Consider the data that follows and state how many lines contain the string "Ctrl", using the number alone.

[Stored data entries]
──────────
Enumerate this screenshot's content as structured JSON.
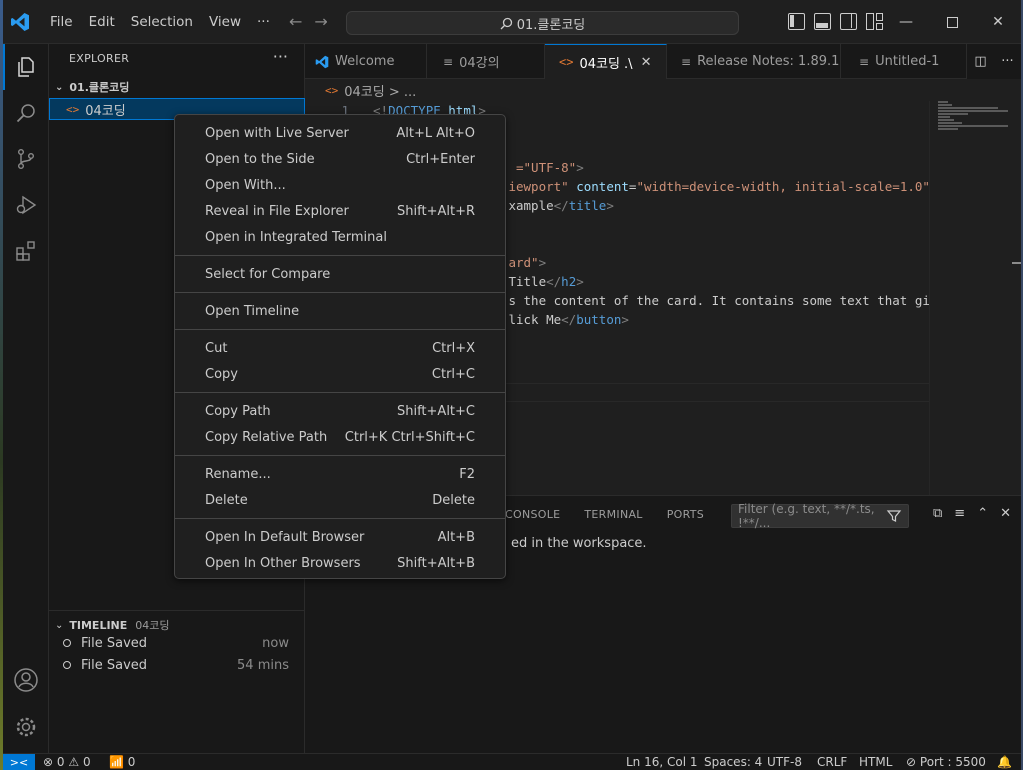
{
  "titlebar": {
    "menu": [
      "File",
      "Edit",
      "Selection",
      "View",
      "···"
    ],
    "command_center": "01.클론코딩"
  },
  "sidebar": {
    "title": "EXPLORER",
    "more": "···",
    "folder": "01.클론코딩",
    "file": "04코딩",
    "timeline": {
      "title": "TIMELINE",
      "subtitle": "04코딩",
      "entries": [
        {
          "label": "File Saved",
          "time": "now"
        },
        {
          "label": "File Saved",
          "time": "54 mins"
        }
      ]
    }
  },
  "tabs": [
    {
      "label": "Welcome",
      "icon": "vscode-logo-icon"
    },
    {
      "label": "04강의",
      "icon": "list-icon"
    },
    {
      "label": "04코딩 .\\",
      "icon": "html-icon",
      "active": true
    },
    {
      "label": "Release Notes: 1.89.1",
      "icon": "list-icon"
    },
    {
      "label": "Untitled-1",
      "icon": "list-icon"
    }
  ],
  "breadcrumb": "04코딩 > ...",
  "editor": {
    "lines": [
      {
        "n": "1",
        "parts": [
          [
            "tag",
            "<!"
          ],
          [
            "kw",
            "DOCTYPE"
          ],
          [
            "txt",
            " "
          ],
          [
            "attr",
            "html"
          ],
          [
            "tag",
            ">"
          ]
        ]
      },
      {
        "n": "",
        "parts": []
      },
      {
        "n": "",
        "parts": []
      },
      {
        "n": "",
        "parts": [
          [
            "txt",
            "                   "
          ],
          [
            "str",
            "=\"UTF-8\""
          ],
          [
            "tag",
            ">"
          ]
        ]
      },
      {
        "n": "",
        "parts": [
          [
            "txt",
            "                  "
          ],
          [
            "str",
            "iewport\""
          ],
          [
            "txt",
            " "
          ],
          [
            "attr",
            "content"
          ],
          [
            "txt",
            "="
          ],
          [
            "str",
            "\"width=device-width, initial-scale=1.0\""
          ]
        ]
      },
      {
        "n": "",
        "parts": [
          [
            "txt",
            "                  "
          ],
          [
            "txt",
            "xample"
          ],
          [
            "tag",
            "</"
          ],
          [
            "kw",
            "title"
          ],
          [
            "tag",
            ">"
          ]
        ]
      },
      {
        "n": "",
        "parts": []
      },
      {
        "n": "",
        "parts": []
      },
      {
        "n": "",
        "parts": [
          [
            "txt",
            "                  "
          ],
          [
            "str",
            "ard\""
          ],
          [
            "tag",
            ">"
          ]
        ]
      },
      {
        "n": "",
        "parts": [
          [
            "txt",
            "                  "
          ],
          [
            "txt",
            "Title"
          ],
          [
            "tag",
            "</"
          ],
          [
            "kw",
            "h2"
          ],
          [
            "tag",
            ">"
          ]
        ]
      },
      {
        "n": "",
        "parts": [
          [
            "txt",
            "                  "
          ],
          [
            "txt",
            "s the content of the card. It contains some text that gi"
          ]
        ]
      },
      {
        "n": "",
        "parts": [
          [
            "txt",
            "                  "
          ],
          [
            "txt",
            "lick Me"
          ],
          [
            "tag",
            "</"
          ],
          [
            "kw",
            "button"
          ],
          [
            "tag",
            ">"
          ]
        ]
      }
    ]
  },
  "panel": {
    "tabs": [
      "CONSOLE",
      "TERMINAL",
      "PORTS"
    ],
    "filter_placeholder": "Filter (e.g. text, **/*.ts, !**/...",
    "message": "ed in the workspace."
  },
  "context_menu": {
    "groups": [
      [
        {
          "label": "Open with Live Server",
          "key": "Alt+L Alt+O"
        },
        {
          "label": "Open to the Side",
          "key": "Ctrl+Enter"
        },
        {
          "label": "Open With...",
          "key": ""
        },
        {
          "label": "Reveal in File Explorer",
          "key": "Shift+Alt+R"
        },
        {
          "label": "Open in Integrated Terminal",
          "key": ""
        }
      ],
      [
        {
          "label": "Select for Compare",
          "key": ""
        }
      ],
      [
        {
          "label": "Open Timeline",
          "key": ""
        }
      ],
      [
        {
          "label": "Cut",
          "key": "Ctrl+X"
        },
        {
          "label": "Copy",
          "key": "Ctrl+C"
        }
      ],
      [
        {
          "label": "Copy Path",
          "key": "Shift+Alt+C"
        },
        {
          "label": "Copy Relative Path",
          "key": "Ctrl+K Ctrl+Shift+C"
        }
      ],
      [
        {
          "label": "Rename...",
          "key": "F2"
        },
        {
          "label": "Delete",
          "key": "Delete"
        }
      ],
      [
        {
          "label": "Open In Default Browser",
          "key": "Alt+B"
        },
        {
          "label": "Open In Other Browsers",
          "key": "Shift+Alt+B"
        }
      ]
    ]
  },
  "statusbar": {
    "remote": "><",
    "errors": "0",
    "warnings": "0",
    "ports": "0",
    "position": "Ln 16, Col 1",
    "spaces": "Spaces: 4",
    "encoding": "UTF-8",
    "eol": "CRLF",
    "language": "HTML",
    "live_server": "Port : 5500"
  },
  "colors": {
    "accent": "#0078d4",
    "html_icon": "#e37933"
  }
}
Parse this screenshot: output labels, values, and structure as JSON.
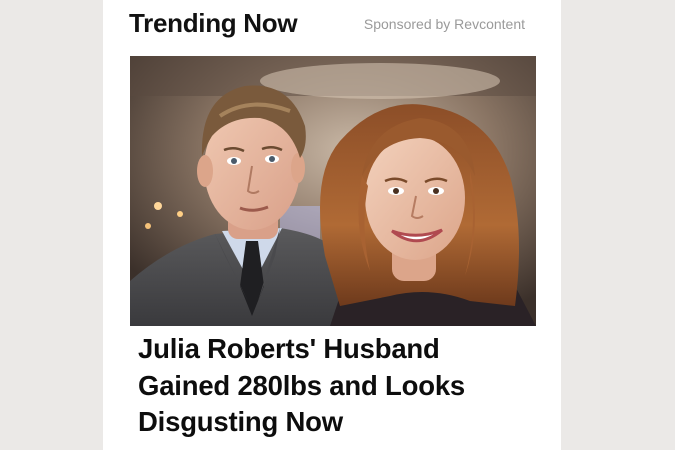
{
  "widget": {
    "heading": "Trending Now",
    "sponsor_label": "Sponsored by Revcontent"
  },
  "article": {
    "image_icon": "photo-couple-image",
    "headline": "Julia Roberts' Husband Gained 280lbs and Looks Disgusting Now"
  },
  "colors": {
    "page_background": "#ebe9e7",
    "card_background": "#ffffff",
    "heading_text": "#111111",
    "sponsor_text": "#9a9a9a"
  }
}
──────────
• _RESPONSE TO THIS EXERCISE_: 4